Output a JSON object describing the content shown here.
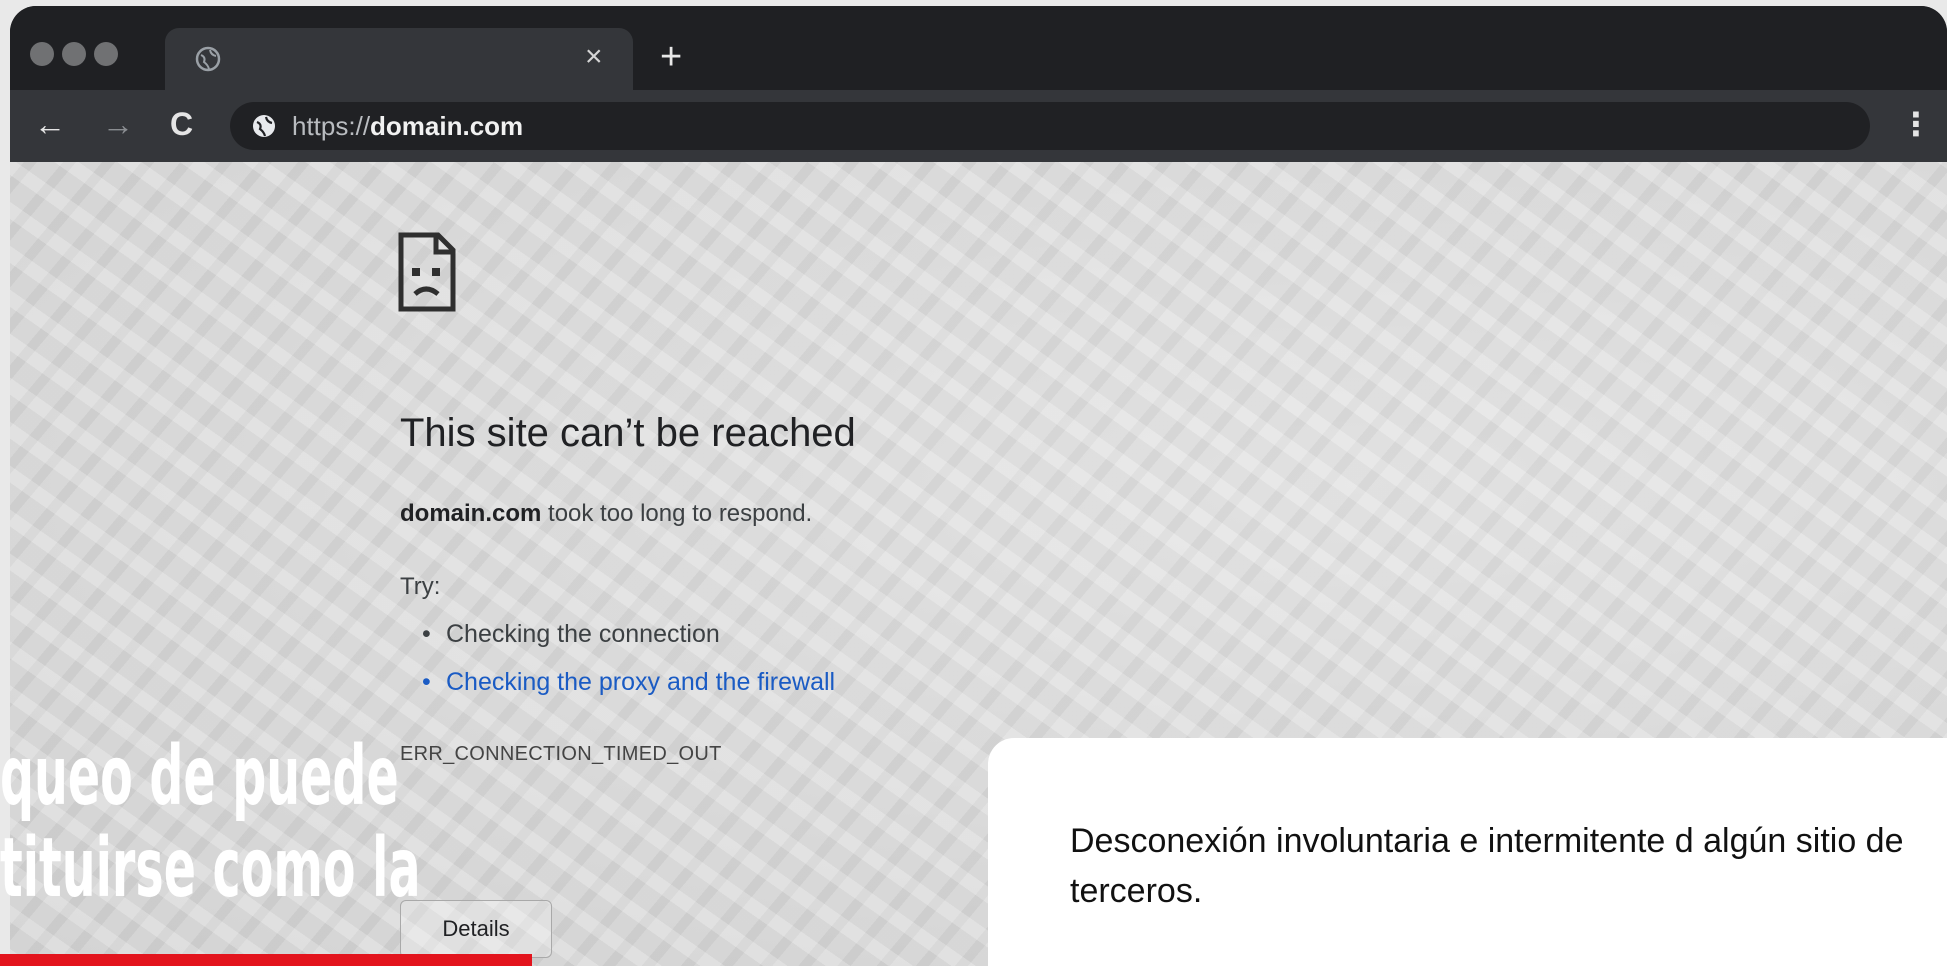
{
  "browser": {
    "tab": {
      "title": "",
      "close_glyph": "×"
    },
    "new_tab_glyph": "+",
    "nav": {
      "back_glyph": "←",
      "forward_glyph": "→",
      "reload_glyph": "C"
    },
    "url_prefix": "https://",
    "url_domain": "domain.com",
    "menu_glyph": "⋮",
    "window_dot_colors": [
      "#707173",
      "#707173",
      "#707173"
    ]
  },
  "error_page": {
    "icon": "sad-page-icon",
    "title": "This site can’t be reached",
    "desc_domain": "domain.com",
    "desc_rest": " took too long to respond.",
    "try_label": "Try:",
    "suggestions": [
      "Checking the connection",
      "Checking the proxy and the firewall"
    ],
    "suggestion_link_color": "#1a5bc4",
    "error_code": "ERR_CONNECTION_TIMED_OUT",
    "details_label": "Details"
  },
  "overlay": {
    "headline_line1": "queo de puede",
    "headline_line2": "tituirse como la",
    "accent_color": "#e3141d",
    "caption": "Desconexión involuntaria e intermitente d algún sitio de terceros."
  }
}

============================================================

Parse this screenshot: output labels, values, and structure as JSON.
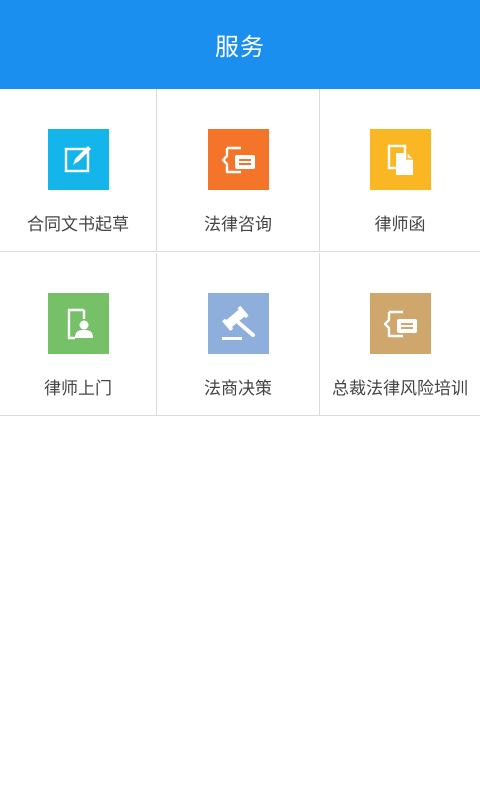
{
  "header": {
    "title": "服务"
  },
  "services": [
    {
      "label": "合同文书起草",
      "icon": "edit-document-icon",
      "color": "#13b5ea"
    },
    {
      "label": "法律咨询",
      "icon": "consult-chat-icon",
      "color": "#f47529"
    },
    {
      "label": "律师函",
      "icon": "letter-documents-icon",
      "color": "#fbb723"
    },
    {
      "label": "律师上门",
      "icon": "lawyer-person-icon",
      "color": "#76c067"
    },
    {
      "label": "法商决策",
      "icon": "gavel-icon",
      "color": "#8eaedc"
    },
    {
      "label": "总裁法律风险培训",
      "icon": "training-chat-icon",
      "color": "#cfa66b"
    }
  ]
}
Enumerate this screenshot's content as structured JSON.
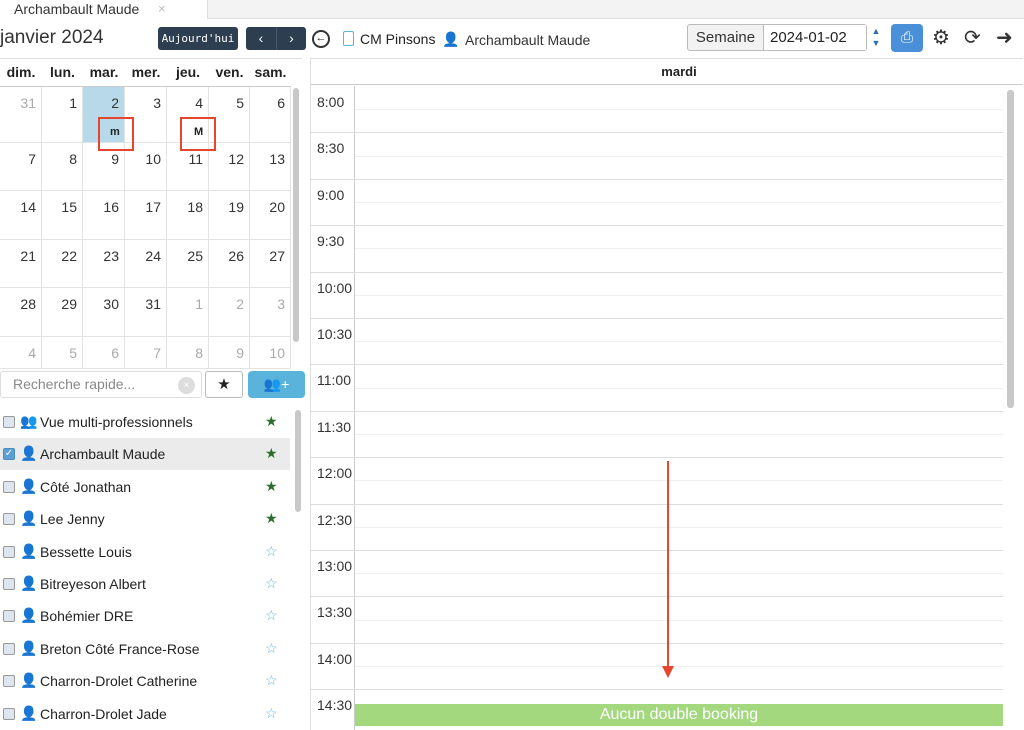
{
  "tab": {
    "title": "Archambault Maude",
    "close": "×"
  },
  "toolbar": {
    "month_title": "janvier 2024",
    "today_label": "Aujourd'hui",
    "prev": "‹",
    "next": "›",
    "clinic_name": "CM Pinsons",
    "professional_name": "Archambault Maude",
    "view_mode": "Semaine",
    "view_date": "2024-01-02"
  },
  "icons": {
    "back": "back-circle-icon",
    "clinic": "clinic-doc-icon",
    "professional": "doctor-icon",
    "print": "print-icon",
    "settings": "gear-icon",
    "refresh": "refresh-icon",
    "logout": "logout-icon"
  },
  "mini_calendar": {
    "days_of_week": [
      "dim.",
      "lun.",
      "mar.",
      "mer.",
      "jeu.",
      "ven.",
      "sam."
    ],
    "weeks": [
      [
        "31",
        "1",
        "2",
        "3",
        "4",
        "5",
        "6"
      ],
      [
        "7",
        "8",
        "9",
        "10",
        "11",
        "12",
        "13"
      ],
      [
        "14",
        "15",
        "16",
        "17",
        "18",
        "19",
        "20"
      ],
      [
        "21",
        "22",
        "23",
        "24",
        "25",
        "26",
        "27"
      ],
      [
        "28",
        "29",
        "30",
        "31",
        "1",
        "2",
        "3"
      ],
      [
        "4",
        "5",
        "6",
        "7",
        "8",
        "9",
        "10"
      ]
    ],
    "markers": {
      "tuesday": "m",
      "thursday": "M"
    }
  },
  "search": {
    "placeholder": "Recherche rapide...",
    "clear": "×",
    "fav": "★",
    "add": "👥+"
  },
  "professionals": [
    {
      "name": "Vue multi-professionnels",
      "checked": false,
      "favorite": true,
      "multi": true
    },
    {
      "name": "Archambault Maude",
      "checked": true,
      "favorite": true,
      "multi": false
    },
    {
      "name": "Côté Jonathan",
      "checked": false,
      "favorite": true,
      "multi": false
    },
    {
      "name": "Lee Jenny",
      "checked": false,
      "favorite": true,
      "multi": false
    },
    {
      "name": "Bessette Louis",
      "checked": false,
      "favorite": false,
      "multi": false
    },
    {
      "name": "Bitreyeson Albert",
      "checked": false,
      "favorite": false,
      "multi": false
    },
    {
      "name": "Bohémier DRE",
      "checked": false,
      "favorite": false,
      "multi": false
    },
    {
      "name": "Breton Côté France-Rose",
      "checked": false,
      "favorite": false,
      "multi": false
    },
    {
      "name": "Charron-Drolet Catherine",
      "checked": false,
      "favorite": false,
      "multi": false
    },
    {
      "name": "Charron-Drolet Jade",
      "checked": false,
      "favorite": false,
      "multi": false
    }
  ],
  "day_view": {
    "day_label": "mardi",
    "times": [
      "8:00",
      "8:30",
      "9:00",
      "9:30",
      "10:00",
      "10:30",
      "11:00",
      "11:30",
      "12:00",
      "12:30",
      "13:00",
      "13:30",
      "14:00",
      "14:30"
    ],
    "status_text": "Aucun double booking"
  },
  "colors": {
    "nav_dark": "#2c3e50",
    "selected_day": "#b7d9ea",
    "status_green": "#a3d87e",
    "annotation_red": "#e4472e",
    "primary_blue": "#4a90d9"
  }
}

============================================================

> _Directions for this task_
Say how many lines contain the string "Côté", giving nothing but the count.

> _Output below_
2